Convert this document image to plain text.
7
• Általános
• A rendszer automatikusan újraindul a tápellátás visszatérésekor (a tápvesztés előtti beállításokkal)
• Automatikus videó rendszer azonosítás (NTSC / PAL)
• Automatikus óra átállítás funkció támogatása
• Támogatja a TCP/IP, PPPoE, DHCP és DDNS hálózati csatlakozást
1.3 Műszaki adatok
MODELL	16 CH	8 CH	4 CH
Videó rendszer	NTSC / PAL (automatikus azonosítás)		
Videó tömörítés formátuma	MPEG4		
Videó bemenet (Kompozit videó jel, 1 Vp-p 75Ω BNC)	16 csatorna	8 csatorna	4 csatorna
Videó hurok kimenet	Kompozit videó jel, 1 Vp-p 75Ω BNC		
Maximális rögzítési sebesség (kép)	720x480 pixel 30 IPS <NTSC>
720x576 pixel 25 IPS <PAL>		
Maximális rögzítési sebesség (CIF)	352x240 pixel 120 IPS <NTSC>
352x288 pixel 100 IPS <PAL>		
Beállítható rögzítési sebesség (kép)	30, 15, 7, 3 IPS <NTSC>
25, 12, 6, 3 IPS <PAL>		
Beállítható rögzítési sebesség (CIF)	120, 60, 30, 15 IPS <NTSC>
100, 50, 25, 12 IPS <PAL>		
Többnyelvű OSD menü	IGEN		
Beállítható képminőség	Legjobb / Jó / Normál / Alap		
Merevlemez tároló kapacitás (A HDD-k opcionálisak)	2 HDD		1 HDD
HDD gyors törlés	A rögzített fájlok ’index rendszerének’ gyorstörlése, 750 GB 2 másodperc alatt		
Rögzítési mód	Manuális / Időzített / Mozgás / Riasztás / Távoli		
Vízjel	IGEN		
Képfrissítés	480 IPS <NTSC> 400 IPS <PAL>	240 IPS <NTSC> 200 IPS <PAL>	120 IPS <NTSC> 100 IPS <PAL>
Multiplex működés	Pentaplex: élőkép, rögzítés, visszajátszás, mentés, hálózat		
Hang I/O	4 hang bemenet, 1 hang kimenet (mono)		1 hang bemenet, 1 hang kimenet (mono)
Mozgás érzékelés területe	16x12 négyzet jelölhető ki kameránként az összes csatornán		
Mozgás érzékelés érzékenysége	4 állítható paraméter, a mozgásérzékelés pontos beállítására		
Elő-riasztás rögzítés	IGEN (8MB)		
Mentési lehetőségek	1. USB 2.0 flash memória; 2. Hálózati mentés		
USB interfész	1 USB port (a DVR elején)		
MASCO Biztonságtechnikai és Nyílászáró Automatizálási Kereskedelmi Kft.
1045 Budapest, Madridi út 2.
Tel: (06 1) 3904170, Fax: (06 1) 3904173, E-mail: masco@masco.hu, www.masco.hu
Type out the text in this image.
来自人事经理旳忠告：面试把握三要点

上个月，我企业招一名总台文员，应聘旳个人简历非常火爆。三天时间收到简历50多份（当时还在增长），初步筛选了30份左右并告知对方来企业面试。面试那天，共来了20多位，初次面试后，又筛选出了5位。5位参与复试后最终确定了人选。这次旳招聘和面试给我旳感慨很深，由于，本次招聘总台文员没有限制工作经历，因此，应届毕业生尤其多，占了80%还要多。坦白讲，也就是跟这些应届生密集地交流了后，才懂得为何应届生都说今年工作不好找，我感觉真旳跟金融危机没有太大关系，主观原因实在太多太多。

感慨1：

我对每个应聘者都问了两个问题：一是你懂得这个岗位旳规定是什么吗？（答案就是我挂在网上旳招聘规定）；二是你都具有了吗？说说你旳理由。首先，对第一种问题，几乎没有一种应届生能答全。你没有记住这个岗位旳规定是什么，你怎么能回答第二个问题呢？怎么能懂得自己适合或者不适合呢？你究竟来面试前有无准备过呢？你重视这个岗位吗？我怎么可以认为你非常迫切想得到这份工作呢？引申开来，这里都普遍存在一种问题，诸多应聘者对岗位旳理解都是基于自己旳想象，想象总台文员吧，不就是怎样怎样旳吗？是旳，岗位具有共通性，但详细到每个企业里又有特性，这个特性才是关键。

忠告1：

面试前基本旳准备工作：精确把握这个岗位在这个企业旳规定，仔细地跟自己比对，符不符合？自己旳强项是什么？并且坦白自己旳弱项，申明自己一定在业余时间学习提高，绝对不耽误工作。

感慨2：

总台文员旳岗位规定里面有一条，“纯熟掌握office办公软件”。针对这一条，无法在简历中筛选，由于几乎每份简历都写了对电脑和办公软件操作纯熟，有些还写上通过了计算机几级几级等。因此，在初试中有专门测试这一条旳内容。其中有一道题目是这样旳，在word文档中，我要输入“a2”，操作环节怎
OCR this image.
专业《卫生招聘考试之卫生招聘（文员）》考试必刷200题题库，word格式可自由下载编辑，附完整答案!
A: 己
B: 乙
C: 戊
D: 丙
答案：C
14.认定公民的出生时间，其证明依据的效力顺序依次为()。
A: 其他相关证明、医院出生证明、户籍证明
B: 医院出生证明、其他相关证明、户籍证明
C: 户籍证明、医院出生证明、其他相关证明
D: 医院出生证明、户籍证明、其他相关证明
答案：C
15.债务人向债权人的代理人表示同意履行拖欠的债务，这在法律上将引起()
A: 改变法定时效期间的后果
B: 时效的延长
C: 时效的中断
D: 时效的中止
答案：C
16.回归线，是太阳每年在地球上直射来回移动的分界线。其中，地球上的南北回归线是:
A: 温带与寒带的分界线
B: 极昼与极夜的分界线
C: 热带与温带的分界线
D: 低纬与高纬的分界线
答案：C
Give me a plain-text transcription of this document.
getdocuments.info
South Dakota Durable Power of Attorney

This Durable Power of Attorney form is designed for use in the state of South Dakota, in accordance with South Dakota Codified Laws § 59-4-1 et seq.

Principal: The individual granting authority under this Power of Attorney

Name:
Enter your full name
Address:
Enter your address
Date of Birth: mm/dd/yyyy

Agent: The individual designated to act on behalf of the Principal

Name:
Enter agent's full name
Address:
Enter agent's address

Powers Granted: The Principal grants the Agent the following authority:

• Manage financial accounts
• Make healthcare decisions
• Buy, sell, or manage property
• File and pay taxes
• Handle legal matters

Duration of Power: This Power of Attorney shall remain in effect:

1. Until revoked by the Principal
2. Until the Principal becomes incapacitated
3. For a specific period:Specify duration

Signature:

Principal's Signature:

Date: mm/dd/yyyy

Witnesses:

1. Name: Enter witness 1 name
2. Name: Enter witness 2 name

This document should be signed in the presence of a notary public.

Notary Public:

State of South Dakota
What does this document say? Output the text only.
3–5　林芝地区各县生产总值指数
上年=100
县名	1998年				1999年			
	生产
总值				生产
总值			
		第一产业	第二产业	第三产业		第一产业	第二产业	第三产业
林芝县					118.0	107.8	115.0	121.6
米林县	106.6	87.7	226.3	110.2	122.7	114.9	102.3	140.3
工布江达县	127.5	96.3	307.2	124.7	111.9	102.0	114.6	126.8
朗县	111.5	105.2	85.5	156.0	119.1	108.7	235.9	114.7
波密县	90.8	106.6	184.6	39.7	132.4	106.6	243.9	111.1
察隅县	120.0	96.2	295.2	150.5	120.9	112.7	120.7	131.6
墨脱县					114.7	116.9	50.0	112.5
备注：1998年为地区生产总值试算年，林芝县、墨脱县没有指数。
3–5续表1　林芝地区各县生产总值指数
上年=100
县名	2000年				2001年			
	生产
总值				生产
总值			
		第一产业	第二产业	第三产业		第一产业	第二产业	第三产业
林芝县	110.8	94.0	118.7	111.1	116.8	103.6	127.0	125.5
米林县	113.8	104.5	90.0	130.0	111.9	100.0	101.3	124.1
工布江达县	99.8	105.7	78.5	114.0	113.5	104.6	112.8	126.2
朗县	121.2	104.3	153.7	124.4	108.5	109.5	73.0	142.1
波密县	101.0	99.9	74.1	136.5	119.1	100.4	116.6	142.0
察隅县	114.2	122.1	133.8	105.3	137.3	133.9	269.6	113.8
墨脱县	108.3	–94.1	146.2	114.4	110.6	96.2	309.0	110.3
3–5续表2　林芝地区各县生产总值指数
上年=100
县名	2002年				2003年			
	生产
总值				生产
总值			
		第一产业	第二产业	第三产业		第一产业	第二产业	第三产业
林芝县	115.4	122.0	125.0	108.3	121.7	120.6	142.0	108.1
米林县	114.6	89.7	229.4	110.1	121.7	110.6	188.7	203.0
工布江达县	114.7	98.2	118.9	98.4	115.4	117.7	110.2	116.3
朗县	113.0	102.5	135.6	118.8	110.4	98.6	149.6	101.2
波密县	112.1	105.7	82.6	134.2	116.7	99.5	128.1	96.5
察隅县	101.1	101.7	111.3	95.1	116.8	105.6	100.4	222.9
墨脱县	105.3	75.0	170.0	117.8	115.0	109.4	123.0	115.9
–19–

--

Problem description:
From the records given above, copy all lines containing "工布江达县".

Answer to this exercise:
工布江达县	127.5	96.3	307.2	124.7	111.9	102.0	114.6	126.8
工布江达县	99.8	105.7	78.5	114.0	113.5	104.6	112.8	126.2
工布江达县	114.7	98.2	118.9	98.4	115.4	117.7	110.2	116.3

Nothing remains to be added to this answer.